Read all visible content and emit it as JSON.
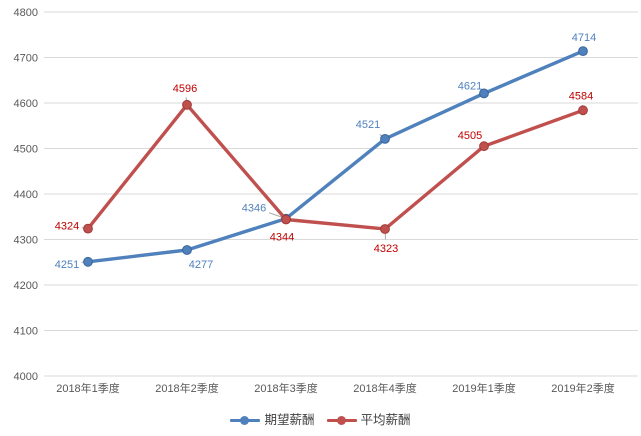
{
  "chart_data": {
    "type": "line",
    "title": "",
    "xlabel": "",
    "ylabel": "",
    "categories": [
      "2018年1季度",
      "2018年2季度",
      "2018年3季度",
      "2018年4季度",
      "2019年1季度",
      "2019年2季度"
    ],
    "series": [
      {
        "name": "期望薪酬",
        "values": [
          4251,
          4277,
          4346,
          4521,
          4621,
          4714
        ],
        "color": "#4F81BD",
        "label_color": "#4F81BD",
        "marker_edge": "#3A6599"
      },
      {
        "name": "平均薪酬",
        "values": [
          4324,
          4596,
          4344,
          4323,
          4505,
          4584
        ],
        "color": "#C0504D",
        "label_color": "#C00000",
        "marker_edge": "#9E3B38"
      }
    ],
    "ylim": [
      4000,
      4800
    ],
    "yticks": [
      4000,
      4100,
      4200,
      4300,
      4400,
      4500,
      4600,
      4700,
      4800
    ],
    "grid": true,
    "legend_position": "bottom",
    "axis_text_color": "#595959",
    "gridline_color": "#D9D9D9",
    "leader_color": "#A6A6A6",
    "label_offsets": [
      [
        [
          -21,
          2
        ],
        [
          14,
          14
        ],
        [
          -32,
          -11
        ],
        [
          -17,
          -15
        ],
        [
          -14,
          -8
        ],
        [
          1,
          -14
        ]
      ],
      [
        [
          -21,
          -3
        ],
        [
          -2,
          -17
        ],
        [
          -4,
          17
        ],
        [
          1,
          19
        ],
        [
          -14,
          -11
        ],
        [
          -2,
          -15
        ]
      ]
    ],
    "label_leaders": [
      [
        true,
        false,
        true,
        true,
        true,
        false
      ],
      [
        true,
        true,
        false,
        true,
        false,
        true
      ]
    ]
  }
}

......

INSTRUCTIONS FOR THE TASK
Exclude the images, then output the data above word for word.

RESPONSE TO THIS TASK
Read all visible content and emit it as JSON.
{
  "chart_data": {
    "type": "line",
    "title": "",
    "xlabel": "",
    "ylabel": "",
    "categories": [
      "2018年1季度",
      "2018年2季度",
      "2018年3季度",
      "2018年4季度",
      "2019年1季度",
      "2019年2季度"
    ],
    "series": [
      {
        "name": "期望薪酬",
        "values": [
          4251,
          4277,
          4346,
          4521,
          4621,
          4714
        ],
        "color": "#4F81BD",
        "label_color": "#4F81BD",
        "marker_edge": "#3A6599"
      },
      {
        "name": "平均薪酬",
        "values": [
          4324,
          4596,
          4344,
          4323,
          4505,
          4584
        ],
        "color": "#C0504D",
        "label_color": "#C00000",
        "marker_edge": "#9E3B38"
      }
    ],
    "ylim": [
      4000,
      4800
    ],
    "yticks": [
      4000,
      4100,
      4200,
      4300,
      4400,
      4500,
      4600,
      4700,
      4800
    ],
    "grid": true,
    "legend_position": "bottom",
    "axis_text_color": "#595959",
    "gridline_color": "#D9D9D9",
    "leader_color": "#A6A6A6",
    "label_offsets": [
      [
        [
          -21,
          2
        ],
        [
          14,
          14
        ],
        [
          -32,
          -11
        ],
        [
          -17,
          -15
        ],
        [
          -14,
          -8
        ],
        [
          1,
          -14
        ]
      ],
      [
        [
          -21,
          -3
        ],
        [
          -2,
          -17
        ],
        [
          -4,
          17
        ],
        [
          1,
          19
        ],
        [
          -14,
          -11
        ],
        [
          -2,
          -15
        ]
      ]
    ],
    "label_leaders": [
      [
        true,
        false,
        true,
        true,
        true,
        false
      ],
      [
        true,
        true,
        false,
        true,
        false,
        true
      ]
    ]
  }
}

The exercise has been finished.